Your reply should be a single number: how many lines contain the string "What".
═════ Given records ═════
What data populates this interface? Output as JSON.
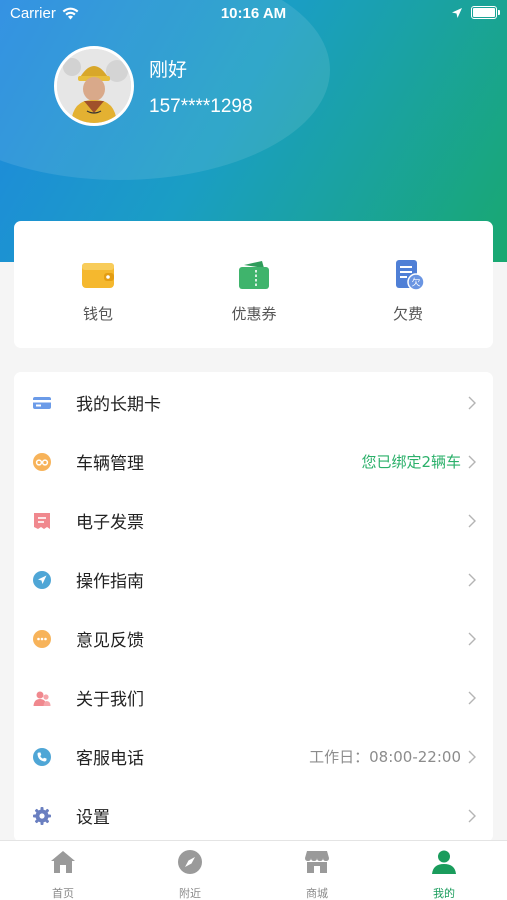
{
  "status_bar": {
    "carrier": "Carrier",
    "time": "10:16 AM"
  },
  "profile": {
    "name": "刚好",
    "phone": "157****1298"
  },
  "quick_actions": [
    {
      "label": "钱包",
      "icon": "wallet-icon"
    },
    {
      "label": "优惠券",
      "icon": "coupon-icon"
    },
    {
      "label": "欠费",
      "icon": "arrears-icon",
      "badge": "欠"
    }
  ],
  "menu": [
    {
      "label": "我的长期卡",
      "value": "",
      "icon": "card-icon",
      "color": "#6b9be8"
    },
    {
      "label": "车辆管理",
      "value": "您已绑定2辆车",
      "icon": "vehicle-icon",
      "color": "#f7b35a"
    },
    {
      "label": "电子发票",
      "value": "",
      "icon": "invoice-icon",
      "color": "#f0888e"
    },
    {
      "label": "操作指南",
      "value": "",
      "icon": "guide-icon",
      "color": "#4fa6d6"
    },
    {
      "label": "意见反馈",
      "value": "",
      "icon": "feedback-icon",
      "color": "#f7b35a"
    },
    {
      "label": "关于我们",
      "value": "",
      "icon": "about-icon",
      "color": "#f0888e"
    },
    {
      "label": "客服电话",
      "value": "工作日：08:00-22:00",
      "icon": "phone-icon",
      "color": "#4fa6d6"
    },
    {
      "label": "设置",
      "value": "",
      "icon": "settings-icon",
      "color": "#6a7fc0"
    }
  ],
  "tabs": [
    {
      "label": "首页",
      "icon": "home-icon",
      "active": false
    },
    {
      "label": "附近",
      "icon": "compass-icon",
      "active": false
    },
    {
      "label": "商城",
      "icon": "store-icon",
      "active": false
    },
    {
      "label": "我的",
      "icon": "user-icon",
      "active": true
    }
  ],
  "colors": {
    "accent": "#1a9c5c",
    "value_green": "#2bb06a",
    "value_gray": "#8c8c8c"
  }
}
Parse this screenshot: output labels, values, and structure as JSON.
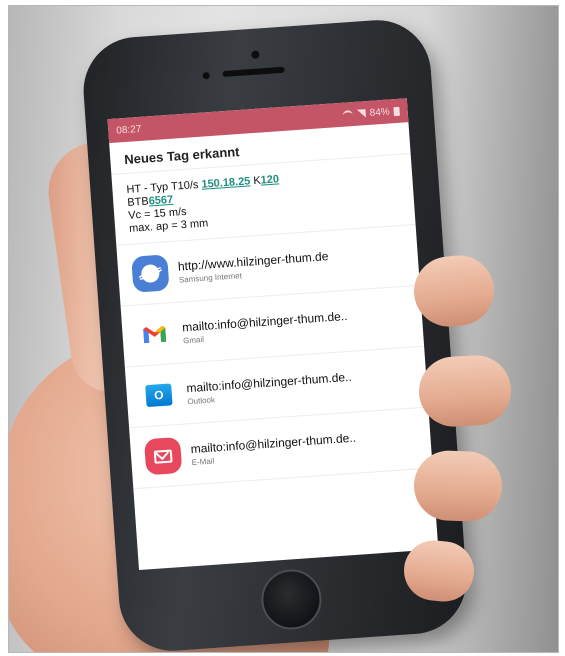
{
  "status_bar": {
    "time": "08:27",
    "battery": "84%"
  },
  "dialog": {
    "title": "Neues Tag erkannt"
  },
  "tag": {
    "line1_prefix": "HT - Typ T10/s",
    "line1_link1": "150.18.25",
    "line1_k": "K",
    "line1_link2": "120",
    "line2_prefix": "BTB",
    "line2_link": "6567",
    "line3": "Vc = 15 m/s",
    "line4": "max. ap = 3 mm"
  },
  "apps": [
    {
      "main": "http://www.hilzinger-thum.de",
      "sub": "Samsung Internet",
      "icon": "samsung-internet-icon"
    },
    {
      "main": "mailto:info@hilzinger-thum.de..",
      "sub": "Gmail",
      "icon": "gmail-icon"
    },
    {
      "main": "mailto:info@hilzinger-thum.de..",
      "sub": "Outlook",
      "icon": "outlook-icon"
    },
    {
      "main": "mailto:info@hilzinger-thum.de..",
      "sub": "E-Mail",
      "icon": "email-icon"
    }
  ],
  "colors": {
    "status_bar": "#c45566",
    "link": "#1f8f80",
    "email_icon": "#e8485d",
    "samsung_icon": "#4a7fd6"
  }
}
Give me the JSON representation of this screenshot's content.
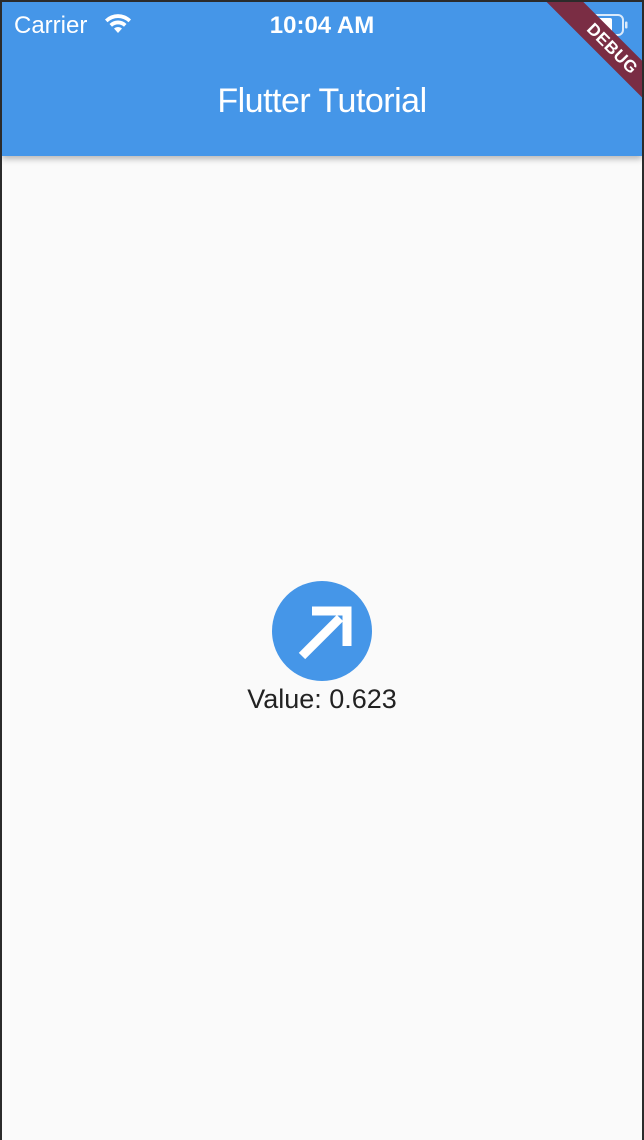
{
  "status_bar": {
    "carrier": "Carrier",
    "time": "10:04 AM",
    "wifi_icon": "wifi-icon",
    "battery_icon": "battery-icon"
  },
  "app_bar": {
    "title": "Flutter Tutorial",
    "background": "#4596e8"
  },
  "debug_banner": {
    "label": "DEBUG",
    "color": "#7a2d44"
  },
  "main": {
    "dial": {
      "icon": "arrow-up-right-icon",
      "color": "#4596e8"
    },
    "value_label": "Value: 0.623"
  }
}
═════
═════ Given records ═════
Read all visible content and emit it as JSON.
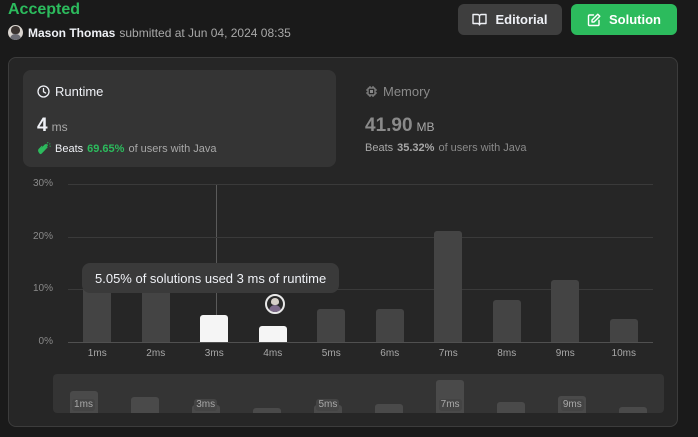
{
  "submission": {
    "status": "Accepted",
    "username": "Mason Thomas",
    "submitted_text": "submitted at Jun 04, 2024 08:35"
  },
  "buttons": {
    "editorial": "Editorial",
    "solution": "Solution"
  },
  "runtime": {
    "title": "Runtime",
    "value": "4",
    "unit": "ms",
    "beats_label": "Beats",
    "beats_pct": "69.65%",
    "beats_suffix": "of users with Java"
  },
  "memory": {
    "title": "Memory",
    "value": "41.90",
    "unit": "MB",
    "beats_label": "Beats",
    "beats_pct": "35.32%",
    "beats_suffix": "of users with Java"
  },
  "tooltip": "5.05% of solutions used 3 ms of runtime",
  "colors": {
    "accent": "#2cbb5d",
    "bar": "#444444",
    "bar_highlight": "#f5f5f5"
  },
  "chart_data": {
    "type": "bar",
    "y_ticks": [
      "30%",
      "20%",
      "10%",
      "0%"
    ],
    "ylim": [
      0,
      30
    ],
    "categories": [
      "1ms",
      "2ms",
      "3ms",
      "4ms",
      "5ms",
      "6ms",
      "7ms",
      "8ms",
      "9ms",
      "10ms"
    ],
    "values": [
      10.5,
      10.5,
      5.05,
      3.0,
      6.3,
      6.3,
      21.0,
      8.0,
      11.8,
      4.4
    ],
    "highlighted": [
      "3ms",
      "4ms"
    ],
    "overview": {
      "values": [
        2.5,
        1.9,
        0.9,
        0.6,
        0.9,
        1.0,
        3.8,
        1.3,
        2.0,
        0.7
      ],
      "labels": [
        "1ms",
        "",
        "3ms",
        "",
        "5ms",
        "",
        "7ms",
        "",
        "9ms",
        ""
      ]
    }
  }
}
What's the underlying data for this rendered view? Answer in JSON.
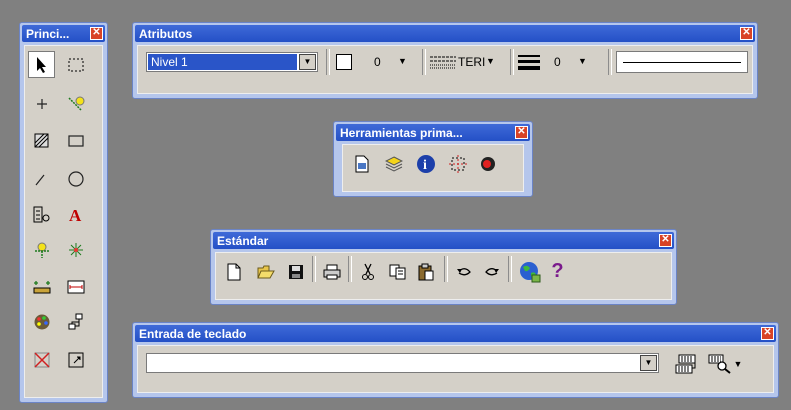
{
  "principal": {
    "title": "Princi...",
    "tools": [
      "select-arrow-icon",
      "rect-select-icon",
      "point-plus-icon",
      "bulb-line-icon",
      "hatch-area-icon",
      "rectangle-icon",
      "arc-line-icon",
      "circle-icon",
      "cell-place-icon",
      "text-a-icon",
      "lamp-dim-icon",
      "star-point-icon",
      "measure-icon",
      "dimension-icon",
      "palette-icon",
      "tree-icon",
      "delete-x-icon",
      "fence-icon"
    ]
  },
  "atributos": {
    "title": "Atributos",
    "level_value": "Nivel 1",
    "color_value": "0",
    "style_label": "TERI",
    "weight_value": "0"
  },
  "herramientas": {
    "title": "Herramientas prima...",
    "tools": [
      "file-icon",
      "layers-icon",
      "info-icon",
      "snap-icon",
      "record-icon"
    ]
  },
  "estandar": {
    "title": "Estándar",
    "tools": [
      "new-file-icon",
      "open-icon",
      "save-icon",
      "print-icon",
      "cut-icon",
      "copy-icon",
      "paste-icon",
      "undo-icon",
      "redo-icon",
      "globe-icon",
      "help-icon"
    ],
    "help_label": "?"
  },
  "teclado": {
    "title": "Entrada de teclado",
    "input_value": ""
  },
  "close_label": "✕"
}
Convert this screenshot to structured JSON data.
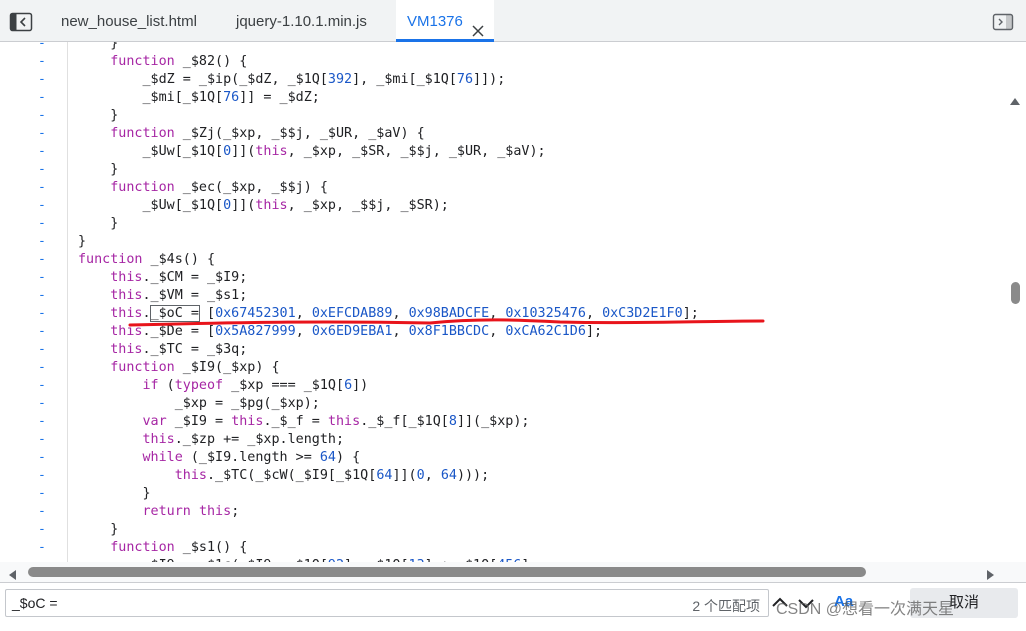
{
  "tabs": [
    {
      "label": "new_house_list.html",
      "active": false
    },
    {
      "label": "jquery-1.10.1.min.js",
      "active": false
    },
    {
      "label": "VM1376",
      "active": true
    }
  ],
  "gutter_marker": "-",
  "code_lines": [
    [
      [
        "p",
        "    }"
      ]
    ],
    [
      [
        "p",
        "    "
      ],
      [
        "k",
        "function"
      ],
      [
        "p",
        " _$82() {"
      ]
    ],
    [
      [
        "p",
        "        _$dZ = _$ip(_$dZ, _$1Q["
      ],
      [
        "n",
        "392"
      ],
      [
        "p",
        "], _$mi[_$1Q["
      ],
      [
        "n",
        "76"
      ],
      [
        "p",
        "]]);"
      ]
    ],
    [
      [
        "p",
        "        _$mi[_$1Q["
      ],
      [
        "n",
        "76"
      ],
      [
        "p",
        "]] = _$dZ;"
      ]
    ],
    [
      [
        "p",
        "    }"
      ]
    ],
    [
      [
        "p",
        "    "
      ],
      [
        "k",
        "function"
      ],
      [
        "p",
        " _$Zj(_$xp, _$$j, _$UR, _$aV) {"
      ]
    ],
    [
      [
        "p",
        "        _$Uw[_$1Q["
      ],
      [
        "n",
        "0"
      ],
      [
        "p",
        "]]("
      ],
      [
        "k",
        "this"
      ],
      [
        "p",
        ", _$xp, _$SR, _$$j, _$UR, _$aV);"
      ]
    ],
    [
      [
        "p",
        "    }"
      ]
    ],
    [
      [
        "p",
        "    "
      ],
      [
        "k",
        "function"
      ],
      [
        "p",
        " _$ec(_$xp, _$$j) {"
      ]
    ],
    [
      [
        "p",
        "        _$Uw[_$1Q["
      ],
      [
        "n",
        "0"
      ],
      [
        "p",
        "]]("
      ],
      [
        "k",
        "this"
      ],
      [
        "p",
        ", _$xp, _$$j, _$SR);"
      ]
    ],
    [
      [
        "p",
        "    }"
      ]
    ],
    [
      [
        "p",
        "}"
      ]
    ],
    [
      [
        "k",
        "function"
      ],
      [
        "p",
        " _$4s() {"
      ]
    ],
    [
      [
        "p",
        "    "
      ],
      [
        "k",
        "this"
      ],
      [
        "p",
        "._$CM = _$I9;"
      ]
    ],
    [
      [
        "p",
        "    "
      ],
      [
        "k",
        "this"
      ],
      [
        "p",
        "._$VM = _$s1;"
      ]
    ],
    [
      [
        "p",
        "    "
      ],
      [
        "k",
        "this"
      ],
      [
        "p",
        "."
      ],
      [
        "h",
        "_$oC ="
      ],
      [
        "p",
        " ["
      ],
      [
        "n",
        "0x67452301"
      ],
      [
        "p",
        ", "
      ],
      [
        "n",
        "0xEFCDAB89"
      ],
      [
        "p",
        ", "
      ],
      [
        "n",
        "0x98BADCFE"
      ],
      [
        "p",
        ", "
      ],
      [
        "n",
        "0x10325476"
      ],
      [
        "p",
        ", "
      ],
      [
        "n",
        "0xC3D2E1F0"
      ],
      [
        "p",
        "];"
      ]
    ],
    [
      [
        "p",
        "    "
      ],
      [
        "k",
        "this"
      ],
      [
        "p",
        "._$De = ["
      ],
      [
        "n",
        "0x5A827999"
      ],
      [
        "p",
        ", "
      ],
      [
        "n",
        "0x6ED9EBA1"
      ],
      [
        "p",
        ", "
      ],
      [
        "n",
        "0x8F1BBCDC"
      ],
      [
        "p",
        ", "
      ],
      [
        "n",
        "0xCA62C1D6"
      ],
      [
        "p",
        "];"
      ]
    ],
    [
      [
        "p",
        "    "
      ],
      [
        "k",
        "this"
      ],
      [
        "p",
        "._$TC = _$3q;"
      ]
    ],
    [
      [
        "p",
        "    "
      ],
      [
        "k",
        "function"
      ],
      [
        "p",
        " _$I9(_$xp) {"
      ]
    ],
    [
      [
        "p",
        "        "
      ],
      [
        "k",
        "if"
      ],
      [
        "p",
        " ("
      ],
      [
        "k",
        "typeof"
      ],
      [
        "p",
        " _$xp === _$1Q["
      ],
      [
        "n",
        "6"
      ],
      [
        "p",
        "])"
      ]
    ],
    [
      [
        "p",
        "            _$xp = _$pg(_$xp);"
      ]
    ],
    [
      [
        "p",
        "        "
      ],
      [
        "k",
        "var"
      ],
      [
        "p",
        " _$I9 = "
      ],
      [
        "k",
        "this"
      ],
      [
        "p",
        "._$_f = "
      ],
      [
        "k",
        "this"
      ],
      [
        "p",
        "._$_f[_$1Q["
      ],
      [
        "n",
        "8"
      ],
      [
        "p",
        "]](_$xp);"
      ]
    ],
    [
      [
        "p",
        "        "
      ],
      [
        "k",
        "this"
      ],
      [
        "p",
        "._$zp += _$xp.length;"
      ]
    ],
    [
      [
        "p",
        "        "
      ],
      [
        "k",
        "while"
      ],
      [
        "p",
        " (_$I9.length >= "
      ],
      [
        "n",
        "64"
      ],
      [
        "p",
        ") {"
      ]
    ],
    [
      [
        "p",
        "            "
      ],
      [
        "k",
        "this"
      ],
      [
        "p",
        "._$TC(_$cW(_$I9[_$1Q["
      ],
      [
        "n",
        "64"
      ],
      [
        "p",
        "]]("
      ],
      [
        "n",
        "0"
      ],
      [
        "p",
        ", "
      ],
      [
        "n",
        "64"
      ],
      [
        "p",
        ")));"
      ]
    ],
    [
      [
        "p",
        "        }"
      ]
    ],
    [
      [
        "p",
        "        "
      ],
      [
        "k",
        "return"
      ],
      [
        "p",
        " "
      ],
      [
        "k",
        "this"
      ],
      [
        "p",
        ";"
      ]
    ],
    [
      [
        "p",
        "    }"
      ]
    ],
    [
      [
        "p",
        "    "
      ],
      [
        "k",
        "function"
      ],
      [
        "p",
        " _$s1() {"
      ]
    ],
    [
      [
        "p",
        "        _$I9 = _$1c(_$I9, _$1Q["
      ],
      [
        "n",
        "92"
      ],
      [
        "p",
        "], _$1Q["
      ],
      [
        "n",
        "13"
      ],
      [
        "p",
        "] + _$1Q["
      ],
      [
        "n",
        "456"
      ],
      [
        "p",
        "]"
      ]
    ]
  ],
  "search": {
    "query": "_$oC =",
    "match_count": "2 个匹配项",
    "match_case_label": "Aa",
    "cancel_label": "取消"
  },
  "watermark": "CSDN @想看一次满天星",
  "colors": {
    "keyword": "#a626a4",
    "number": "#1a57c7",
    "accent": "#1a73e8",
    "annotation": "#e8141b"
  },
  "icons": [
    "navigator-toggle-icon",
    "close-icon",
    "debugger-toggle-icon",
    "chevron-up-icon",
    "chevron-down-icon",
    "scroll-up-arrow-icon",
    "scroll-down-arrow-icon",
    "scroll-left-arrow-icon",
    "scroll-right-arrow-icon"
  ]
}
═════
Solved exercise:
2